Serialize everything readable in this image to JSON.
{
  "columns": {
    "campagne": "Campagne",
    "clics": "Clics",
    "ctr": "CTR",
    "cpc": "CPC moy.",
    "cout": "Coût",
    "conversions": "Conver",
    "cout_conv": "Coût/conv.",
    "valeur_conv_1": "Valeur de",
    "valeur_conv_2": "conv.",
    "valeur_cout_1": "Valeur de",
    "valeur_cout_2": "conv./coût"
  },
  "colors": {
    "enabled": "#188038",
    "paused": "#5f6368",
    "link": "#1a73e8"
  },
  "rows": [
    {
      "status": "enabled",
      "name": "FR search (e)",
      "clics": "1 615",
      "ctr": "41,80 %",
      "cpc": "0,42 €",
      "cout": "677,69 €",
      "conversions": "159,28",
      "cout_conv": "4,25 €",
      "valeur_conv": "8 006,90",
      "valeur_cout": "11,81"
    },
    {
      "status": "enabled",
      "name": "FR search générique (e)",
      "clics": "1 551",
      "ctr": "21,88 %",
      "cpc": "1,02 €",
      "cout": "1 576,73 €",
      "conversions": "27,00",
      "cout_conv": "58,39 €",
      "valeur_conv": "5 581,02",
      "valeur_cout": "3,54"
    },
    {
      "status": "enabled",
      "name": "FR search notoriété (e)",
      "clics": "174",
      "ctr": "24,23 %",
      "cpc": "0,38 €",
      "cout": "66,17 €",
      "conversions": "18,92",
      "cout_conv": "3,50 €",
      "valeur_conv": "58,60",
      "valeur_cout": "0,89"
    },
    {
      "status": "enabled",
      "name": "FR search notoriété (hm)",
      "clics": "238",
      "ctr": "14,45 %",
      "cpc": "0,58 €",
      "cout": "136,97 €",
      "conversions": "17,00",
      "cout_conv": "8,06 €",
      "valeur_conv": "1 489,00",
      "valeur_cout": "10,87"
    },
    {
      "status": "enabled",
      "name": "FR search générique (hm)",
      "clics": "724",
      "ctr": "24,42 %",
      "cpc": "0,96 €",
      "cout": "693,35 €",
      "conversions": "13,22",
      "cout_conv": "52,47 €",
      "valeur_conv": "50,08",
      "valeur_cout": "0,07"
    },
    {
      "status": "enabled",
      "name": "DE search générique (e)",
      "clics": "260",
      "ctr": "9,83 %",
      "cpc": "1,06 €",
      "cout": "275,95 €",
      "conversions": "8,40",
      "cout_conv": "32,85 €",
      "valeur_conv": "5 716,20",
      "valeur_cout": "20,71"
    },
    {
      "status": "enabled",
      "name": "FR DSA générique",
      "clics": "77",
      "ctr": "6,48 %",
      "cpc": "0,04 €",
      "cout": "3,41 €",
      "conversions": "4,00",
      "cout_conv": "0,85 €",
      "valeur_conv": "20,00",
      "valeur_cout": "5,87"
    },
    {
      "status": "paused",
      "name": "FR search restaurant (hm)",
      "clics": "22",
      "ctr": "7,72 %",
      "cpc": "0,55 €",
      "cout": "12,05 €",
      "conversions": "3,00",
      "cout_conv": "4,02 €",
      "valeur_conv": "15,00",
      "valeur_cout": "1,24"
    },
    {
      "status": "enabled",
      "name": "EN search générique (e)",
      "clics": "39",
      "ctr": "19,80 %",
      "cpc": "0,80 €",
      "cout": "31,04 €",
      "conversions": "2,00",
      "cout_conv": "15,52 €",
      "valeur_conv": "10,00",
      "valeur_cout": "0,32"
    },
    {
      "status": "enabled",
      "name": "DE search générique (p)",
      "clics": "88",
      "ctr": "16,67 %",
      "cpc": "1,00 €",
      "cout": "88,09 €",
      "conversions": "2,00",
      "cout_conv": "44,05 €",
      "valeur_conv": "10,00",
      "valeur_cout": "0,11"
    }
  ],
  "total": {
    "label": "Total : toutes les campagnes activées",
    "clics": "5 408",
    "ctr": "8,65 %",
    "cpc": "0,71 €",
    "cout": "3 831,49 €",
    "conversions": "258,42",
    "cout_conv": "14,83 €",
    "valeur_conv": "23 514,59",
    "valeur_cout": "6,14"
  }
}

##########

**GIVEN EXERCISE:** Find each line with the string "notoriété" and copy it out.

**REPLY:**
      "name": "FR search notoriété (e)",
      "name": "FR search notoriété (hm)",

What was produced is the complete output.